▸ **Exercise**: Return the data exactly, with all pictures removed.

Dataset records on visual material:
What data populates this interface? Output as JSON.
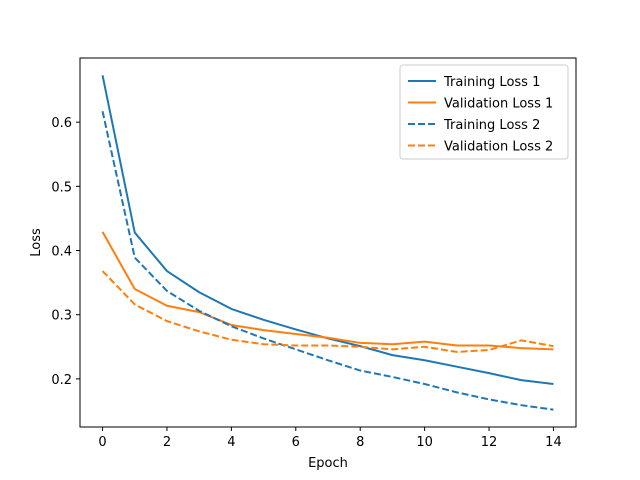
{
  "chart_data": {
    "type": "line",
    "title": "",
    "xlabel": "Epoch",
    "ylabel": "Loss",
    "xlim": [
      -0.7,
      14.7
    ],
    "ylim": [
      0.125,
      0.7
    ],
    "x_ticks": [
      0,
      2,
      4,
      6,
      8,
      10,
      12,
      14
    ],
    "y_ticks": [
      0.2,
      0.3,
      0.4,
      0.5,
      0.6
    ],
    "y_tick_labels": [
      "0.2",
      "0.3",
      "0.4",
      "0.5",
      "0.6"
    ],
    "grid": false,
    "legend_position": "top-right",
    "x": [
      0,
      1,
      2,
      3,
      4,
      5,
      6,
      7,
      8,
      9,
      10,
      11,
      12,
      13,
      14
    ],
    "series": [
      {
        "name": "Training Loss 1",
        "color": "#1f77b4",
        "linestyle": "solid",
        "values": [
          0.673,
          0.428,
          0.368,
          0.335,
          0.309,
          0.292,
          0.277,
          0.263,
          0.251,
          0.237,
          0.229,
          0.219,
          0.209,
          0.198,
          0.192
        ]
      },
      {
        "name": "Validation Loss 1",
        "color": "#ff7f0e",
        "linestyle": "solid",
        "values": [
          0.429,
          0.34,
          0.314,
          0.304,
          0.284,
          0.276,
          0.27,
          0.264,
          0.256,
          0.254,
          0.258,
          0.252,
          0.252,
          0.248,
          0.246
        ]
      },
      {
        "name": "Training Loss 2",
        "color": "#1f77b4",
        "linestyle": "dashed",
        "values": [
          0.617,
          0.389,
          0.337,
          0.306,
          0.282,
          0.263,
          0.246,
          0.229,
          0.213,
          0.203,
          0.192,
          0.179,
          0.168,
          0.159,
          0.152
        ]
      },
      {
        "name": "Validation Loss 2",
        "color": "#ff7f0e",
        "linestyle": "dashed",
        "values": [
          0.368,
          0.316,
          0.29,
          0.274,
          0.261,
          0.254,
          0.252,
          0.252,
          0.25,
          0.246,
          0.25,
          0.242,
          0.245,
          0.26,
          0.251
        ]
      }
    ]
  }
}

▸ **Response to this exercise**:
What data populates this interface? Output as JSON.
{
  "chart_data": {
    "type": "line",
    "title": "",
    "xlabel": "Epoch",
    "ylabel": "Loss",
    "xlim": [
      -0.7,
      14.7
    ],
    "ylim": [
      0.125,
      0.7
    ],
    "x_ticks": [
      0,
      2,
      4,
      6,
      8,
      10,
      12,
      14
    ],
    "y_ticks": [
      0.2,
      0.3,
      0.4,
      0.5,
      0.6
    ],
    "y_tick_labels": [
      "0.2",
      "0.3",
      "0.4",
      "0.5",
      "0.6"
    ],
    "grid": false,
    "legend_position": "top-right",
    "x": [
      0,
      1,
      2,
      3,
      4,
      5,
      6,
      7,
      8,
      9,
      10,
      11,
      12,
      13,
      14
    ],
    "series": [
      {
        "name": "Training Loss 1",
        "color": "#1f77b4",
        "linestyle": "solid",
        "values": [
          0.673,
          0.428,
          0.368,
          0.335,
          0.309,
          0.292,
          0.277,
          0.263,
          0.251,
          0.237,
          0.229,
          0.219,
          0.209,
          0.198,
          0.192
        ]
      },
      {
        "name": "Validation Loss 1",
        "color": "#ff7f0e",
        "linestyle": "solid",
        "values": [
          0.429,
          0.34,
          0.314,
          0.304,
          0.284,
          0.276,
          0.27,
          0.264,
          0.256,
          0.254,
          0.258,
          0.252,
          0.252,
          0.248,
          0.246
        ]
      },
      {
        "name": "Training Loss 2",
        "color": "#1f77b4",
        "linestyle": "dashed",
        "values": [
          0.617,
          0.389,
          0.337,
          0.306,
          0.282,
          0.263,
          0.246,
          0.229,
          0.213,
          0.203,
          0.192,
          0.179,
          0.168,
          0.159,
          0.152
        ]
      },
      {
        "name": "Validation Loss 2",
        "color": "#ff7f0e",
        "linestyle": "dashed",
        "values": [
          0.368,
          0.316,
          0.29,
          0.274,
          0.261,
          0.254,
          0.252,
          0.252,
          0.25,
          0.246,
          0.25,
          0.242,
          0.245,
          0.26,
          0.251
        ]
      }
    ]
  }
}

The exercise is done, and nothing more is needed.